> [Exercise materials]
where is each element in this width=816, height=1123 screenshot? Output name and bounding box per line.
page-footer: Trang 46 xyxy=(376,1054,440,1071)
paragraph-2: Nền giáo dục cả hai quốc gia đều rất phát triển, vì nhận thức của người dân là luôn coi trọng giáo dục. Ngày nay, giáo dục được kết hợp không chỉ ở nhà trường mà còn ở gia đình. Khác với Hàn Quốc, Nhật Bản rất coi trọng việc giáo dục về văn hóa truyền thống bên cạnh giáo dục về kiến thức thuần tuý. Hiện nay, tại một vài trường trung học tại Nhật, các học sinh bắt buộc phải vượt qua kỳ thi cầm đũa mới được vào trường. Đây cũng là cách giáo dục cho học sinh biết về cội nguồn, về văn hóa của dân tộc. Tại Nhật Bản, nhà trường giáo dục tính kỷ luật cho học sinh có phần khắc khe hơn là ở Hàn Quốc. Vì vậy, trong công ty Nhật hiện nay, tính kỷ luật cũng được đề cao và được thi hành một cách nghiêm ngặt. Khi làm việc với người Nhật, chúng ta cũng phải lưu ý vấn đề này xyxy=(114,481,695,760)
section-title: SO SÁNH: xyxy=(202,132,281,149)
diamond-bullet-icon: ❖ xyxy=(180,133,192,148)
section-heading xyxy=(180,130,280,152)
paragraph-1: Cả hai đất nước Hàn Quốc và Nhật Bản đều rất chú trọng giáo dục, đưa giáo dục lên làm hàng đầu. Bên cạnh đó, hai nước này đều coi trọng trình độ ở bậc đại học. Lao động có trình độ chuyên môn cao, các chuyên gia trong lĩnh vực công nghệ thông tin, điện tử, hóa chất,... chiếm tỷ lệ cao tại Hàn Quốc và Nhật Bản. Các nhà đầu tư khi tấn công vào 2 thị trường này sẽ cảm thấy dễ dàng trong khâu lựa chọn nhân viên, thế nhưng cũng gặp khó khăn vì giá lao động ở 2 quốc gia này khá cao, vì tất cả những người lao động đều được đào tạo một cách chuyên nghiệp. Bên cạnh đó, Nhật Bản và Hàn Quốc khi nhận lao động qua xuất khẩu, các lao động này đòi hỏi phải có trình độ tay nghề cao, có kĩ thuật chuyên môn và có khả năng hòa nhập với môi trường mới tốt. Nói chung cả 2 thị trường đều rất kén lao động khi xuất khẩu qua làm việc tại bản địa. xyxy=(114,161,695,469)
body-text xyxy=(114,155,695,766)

> [Stated task] Switch "body-text" to "main-text" throughout the entries above, then give all the lines again with nothing else changed.

> [Answer to this exercise]
where is each element in this width=816, height=1123 screenshot? Output name and bounding box per line.
page-footer: Trang 46 xyxy=(376,1054,440,1071)
paragraph-2: Nền giáo dục cả hai quốc gia đều rất phát triển, vì nhận thức của người dân là luôn coi trọng giáo dục. Ngày nay, giáo dục được kết hợp không chỉ ở nhà trường mà còn ở gia đình. Khác với Hàn Quốc, Nhật Bản rất coi trọng việc giáo dục về văn hóa truyền thống bên cạnh giáo dục về kiến thức thuần tuý. Hiện nay, tại một vài trường trung học tại Nhật, các học sinh bắt buộc phải vượt qua kỳ thi cầm đũa mới được vào trường. Đây cũng là cách giáo dục cho học sinh biết về cội nguồn, về văn hóa của dân tộc. Tại Nhật Bản, nhà trường giáo dục tính kỷ luật cho học sinh có phần khắc khe hơn là ở Hàn Quốc. Vì vậy, trong công ty Nhật hiện nay, tính kỷ luật cũng được đề cao và được thi hành một cách nghiêm ngặt. Khi làm việc với người Nhật, chúng ta cũng phải lưu ý vấn đề này xyxy=(114,481,695,760)
section-title: SO SÁNH: xyxy=(202,132,281,149)
diamond-bullet-icon: ❖ xyxy=(180,133,192,148)
section-heading xyxy=(180,130,280,152)
paragraph-1: Cả hai đất nước Hàn Quốc và Nhật Bản đều rất chú trọng giáo dục, đưa giáo dục lên làm hàng đầu. Bên cạnh đó, hai nước này đều coi trọng trình độ ở bậc đại học. Lao động có trình độ chuyên môn cao, các chuyên gia trong lĩnh vực công nghệ thông tin, điện tử, hóa chất,... chiếm tỷ lệ cao tại Hàn Quốc và Nhật Bản. Các nhà đầu tư khi tấn công vào 2 thị trường này sẽ cảm thấy dễ dàng trong khâu lựa chọn nhân viên, thế nhưng cũng gặp khó khăn vì giá lao động ở 2 quốc gia này khá cao, vì tất cả những người lao động đều được đào tạo một cách chuyên nghiệp. Bên cạnh đó, Nhật Bản và Hàn Quốc khi nhận lao động qua xuất khẩu, các lao động này đòi hỏi phải có trình độ tay nghề cao, có kĩ thuật chuyên môn và có khả năng hòa nhập với môi trường mới tốt. Nói chung cả 2 thị trường đều rất kén lao động khi xuất khẩu qua làm việc tại bản địa. xyxy=(114,161,695,469)
main-text xyxy=(114,155,695,766)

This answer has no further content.